** START OF Entries supplied **
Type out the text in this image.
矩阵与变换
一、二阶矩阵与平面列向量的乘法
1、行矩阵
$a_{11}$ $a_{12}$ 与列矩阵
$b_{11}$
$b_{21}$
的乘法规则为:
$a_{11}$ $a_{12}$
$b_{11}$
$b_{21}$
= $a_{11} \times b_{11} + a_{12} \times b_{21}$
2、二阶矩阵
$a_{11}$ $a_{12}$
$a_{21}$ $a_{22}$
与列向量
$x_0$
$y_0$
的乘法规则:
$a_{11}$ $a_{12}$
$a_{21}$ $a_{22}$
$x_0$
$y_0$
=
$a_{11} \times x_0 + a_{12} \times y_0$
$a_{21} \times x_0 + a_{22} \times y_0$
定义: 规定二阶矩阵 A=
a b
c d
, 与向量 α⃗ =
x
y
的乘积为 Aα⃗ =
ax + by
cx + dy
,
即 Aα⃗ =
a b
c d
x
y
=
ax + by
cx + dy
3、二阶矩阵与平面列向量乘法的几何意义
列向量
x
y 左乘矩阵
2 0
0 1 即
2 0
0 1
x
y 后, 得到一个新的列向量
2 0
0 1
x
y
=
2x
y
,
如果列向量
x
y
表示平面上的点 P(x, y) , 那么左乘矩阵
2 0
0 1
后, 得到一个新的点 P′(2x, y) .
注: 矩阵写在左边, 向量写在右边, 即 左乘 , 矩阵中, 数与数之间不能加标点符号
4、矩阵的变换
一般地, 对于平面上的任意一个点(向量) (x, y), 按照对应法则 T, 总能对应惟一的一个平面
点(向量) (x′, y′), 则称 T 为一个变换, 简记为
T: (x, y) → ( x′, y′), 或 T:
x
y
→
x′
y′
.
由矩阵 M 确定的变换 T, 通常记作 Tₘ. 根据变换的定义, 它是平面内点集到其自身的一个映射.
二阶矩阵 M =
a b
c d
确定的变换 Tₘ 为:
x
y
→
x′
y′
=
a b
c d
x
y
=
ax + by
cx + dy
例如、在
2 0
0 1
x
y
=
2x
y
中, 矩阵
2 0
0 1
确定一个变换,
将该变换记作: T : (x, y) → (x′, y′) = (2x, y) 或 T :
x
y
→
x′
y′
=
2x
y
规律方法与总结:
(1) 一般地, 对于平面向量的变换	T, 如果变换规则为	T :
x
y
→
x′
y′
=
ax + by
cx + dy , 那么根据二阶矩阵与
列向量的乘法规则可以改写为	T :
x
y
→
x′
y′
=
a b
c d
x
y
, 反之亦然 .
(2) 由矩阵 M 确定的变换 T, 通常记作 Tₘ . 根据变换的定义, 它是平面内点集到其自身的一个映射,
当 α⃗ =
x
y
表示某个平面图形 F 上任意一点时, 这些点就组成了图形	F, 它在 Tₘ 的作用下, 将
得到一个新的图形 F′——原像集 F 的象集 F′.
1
** END OF Entries supplied **
Set problem
Return every line holding the word "确定的变换" from the records.

Exercise output
由矩阵 M 确定的变换 T, 通常记作 Tₘ. 根据变换的定义, 它是平面内点集到其自身的一个映射.
确定的变换 Tₘ 为:
(2) 由矩阵 M 确定的变换 T, 通常记作 Tₘ . 根据变换的定义, 它是平面内点集到其自身的一个映射,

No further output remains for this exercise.